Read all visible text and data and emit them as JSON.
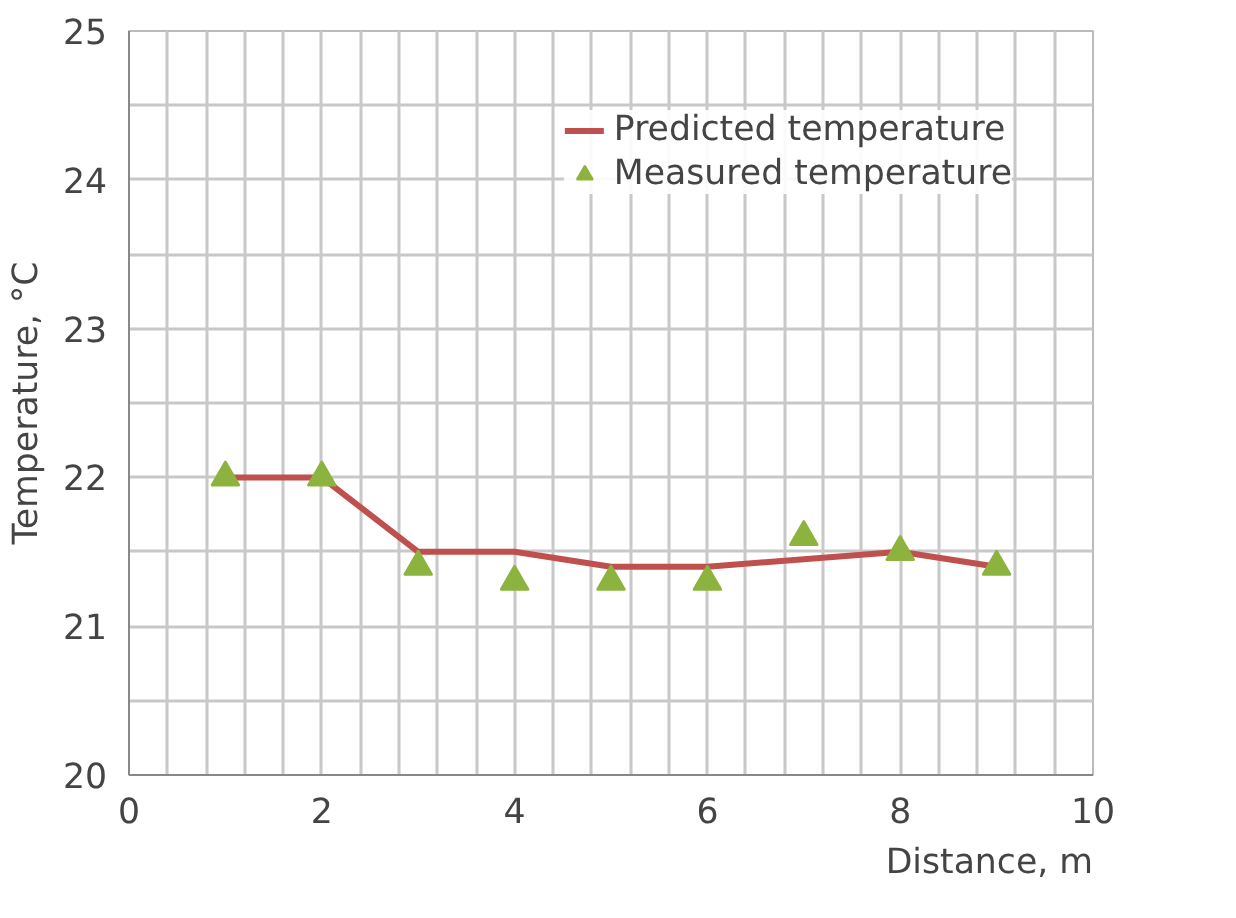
{
  "chart_data": {
    "type": "line",
    "xlabel": "Distance, m",
    "ylabel": "Temperature, °C",
    "x": [
      1,
      2,
      3,
      4,
      5,
      6,
      7,
      8,
      9
    ],
    "series": [
      {
        "name": "Predicted temperature",
        "color": "#c0504d",
        "marker": "none",
        "line_style": "solid",
        "values": [
          22,
          22,
          21.5,
          21.5,
          21.4,
          21.4,
          21.45,
          21.5,
          21.4
        ]
      },
      {
        "name": "Measured temperature",
        "color": "#8db33f",
        "type": "scatter",
        "marker": "triangle",
        "values": [
          22,
          22,
          21.4,
          21.3,
          21.3,
          21.3,
          21.6,
          21.5,
          21.4
        ]
      }
    ],
    "xlim": [
      0,
      10
    ],
    "ylim": [
      20,
      25
    ],
    "xticks": [
      0,
      {
        "value": 0.4,
        "label": null
      },
      {
        "value": 0.8,
        "label": null
      },
      {
        "value": 1.2,
        "label": null
      },
      {
        "value": 1.6,
        "label": null
      },
      2,
      {
        "value": 2.4,
        "label": null
      },
      {
        "value": 2.8,
        "label": null
      },
      {
        "value": 3.2,
        "label": null
      },
      {
        "value": 3.6,
        "label": null
      },
      4,
      {
        "value": 4.4,
        "label": null
      },
      {
        "value": 4.8,
        "label": null
      },
      {
        "value": 5.2,
        "label": null
      },
      {
        "value": 5.6,
        "label": null
      },
      6,
      {
        "value": 6.4,
        "label": null
      },
      {
        "value": 6.8,
        "label": null
      },
      {
        "value": 7.2,
        "label": null
      },
      {
        "value": 7.6,
        "label": null
      },
      8,
      {
        "value": 8.4,
        "label": null
      },
      {
        "value": 8.8,
        "label": null
      },
      {
        "value": 9.2,
        "label": null
      },
      {
        "value": 9.6,
        "label": null
      },
      10
    ],
    "yticks": [
      20,
      {
        "value": 20.5,
        "label": null
      },
      21,
      {
        "value": 21.5,
        "label": null
      },
      22,
      {
        "value": 22.5,
        "label": null
      },
      23,
      {
        "value": 23.5,
        "label": null
      },
      24,
      {
        "value": 24.5,
        "label": null
      },
      25
    ],
    "grid": true,
    "legend": "top right"
  }
}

• **WHAT THIS TASK INVOLVES**: Each line that holds the word "name" should be extracted from the records.

• **SOLVED EXERCISE**:
        "name": "Predicted temperature",
        "name": "Measured temperature",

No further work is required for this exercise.